GOAL OF THE EXERCISE - Extract the data exactly, missing nothing.

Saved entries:
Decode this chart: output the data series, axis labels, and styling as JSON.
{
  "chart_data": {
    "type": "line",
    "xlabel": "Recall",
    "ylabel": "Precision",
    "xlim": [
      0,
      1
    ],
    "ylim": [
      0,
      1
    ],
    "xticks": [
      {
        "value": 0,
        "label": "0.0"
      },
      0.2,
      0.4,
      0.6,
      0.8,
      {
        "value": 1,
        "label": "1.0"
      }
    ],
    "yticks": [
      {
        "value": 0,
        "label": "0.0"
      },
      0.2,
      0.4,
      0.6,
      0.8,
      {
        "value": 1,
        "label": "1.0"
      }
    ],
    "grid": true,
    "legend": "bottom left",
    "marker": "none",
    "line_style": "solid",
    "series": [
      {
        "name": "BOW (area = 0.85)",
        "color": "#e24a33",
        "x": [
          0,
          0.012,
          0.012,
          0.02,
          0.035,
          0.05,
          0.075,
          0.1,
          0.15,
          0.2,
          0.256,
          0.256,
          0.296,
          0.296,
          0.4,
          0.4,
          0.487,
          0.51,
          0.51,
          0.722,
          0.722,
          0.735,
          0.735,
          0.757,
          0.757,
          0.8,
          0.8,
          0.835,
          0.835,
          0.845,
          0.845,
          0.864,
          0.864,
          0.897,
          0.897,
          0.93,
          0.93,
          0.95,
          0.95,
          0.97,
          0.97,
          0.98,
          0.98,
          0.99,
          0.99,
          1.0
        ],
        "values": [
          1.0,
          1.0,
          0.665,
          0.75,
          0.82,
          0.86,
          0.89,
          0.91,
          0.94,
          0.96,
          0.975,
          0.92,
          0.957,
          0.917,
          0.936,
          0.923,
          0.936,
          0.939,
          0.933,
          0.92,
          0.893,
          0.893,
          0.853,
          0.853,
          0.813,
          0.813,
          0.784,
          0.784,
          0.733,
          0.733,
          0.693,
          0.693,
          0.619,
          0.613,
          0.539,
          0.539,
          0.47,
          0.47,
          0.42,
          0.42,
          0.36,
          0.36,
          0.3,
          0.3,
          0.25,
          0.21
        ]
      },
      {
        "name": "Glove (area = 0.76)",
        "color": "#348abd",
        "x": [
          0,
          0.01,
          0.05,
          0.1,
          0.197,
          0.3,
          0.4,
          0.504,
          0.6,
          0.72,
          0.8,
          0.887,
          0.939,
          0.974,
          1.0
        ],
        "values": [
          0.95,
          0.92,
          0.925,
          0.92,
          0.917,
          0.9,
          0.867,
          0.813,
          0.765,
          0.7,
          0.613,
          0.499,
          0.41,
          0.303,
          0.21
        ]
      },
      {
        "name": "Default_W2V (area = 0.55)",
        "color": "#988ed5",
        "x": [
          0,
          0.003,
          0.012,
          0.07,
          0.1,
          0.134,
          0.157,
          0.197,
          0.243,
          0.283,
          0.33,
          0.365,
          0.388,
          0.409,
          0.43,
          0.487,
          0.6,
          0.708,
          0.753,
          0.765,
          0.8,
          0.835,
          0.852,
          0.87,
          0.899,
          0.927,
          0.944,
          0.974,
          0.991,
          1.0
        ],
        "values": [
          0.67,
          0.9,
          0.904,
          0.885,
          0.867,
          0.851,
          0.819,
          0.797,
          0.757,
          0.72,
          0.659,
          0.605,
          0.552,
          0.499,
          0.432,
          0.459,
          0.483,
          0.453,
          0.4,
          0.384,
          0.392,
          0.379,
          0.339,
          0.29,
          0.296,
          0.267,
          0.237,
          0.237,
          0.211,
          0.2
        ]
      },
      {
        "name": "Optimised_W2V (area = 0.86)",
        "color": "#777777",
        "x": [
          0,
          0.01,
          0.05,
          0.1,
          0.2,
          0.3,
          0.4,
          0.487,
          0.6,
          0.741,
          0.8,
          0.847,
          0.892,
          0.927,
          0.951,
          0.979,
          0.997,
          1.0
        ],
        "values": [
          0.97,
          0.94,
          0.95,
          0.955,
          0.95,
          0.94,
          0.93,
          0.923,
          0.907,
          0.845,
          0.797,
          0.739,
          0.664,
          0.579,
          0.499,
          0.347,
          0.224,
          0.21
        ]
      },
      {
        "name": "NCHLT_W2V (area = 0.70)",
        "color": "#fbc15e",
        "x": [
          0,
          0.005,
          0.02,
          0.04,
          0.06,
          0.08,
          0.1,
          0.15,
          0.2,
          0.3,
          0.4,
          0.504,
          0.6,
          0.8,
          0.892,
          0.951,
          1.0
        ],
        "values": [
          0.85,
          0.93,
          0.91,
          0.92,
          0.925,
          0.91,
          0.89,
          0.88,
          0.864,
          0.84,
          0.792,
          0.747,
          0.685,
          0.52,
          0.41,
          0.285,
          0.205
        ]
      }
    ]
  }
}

SOLVED PROBLEM -
Decode this chart: output the data series, axis labels, and styling as JSON.
{
  "chart_data": {
    "type": "line",
    "xlabel": "Recall",
    "ylabel": "Precision",
    "xlim": [
      0,
      1
    ],
    "ylim": [
      0,
      1
    ],
    "xticks": [
      {
        "value": 0,
        "label": "0.0"
      },
      0.2,
      0.4,
      0.6,
      0.8,
      {
        "value": 1,
        "label": "1.0"
      }
    ],
    "yticks": [
      {
        "value": 0,
        "label": "0.0"
      },
      0.2,
      0.4,
      0.6,
      0.8,
      {
        "value": 1,
        "label": "1.0"
      }
    ],
    "grid": true,
    "legend": "bottom left",
    "marker": "none",
    "line_style": "solid",
    "series": [
      {
        "name": "BOW (area = 0.85)",
        "color": "#e24a33",
        "x": [
          0,
          0.012,
          0.012,
          0.02,
          0.035,
          0.05,
          0.075,
          0.1,
          0.15,
          0.2,
          0.256,
          0.256,
          0.296,
          0.296,
          0.4,
          0.4,
          0.487,
          0.51,
          0.51,
          0.722,
          0.722,
          0.735,
          0.735,
          0.757,
          0.757,
          0.8,
          0.8,
          0.835,
          0.835,
          0.845,
          0.845,
          0.864,
          0.864,
          0.897,
          0.897,
          0.93,
          0.93,
          0.95,
          0.95,
          0.97,
          0.97,
          0.98,
          0.98,
          0.99,
          0.99,
          1.0
        ],
        "values": [
          1.0,
          1.0,
          0.665,
          0.75,
          0.82,
          0.86,
          0.89,
          0.91,
          0.94,
          0.96,
          0.975,
          0.92,
          0.957,
          0.917,
          0.936,
          0.923,
          0.936,
          0.939,
          0.933,
          0.92,
          0.893,
          0.893,
          0.853,
          0.853,
          0.813,
          0.813,
          0.784,
          0.784,
          0.733,
          0.733,
          0.693,
          0.693,
          0.619,
          0.613,
          0.539,
          0.539,
          0.47,
          0.47,
          0.42,
          0.42,
          0.36,
          0.36,
          0.3,
          0.3,
          0.25,
          0.21
        ]
      },
      {
        "name": "Glove (area = 0.76)",
        "color": "#348abd",
        "x": [
          0,
          0.01,
          0.05,
          0.1,
          0.197,
          0.3,
          0.4,
          0.504,
          0.6,
          0.72,
          0.8,
          0.887,
          0.939,
          0.974,
          1.0
        ],
        "values": [
          0.95,
          0.92,
          0.925,
          0.92,
          0.917,
          0.9,
          0.867,
          0.813,
          0.765,
          0.7,
          0.613,
          0.499,
          0.41,
          0.303,
          0.21
        ]
      },
      {
        "name": "Default_W2V (area = 0.55)",
        "color": "#988ed5",
        "x": [
          0,
          0.003,
          0.012,
          0.07,
          0.1,
          0.134,
          0.157,
          0.197,
          0.243,
          0.283,
          0.33,
          0.365,
          0.388,
          0.409,
          0.43,
          0.487,
          0.6,
          0.708,
          0.753,
          0.765,
          0.8,
          0.835,
          0.852,
          0.87,
          0.899,
          0.927,
          0.944,
          0.974,
          0.991,
          1.0
        ],
        "values": [
          0.67,
          0.9,
          0.904,
          0.885,
          0.867,
          0.851,
          0.819,
          0.797,
          0.757,
          0.72,
          0.659,
          0.605,
          0.552,
          0.499,
          0.432,
          0.459,
          0.483,
          0.453,
          0.4,
          0.384,
          0.392,
          0.379,
          0.339,
          0.29,
          0.296,
          0.267,
          0.237,
          0.237,
          0.211,
          0.2
        ]
      },
      {
        "name": "Optimised_W2V (area = 0.86)",
        "color": "#777777",
        "x": [
          0,
          0.01,
          0.05,
          0.1,
          0.2,
          0.3,
          0.4,
          0.487,
          0.6,
          0.741,
          0.8,
          0.847,
          0.892,
          0.927,
          0.951,
          0.979,
          0.997,
          1.0
        ],
        "values": [
          0.97,
          0.94,
          0.95,
          0.955,
          0.95,
          0.94,
          0.93,
          0.923,
          0.907,
          0.845,
          0.797,
          0.739,
          0.664,
          0.579,
          0.499,
          0.347,
          0.224,
          0.21
        ]
      },
      {
        "name": "NCHLT_W2V (area = 0.70)",
        "color": "#fbc15e",
        "x": [
          0,
          0.005,
          0.02,
          0.04,
          0.06,
          0.08,
          0.1,
          0.15,
          0.2,
          0.3,
          0.4,
          0.504,
          0.6,
          0.8,
          0.892,
          0.951,
          1.0
        ],
        "values": [
          0.85,
          0.93,
          0.91,
          0.92,
          0.925,
          0.91,
          0.89,
          0.88,
          0.864,
          0.84,
          0.792,
          0.747,
          0.685,
          0.52,
          0.41,
          0.285,
          0.205
        ]
      }
    ]
  }
}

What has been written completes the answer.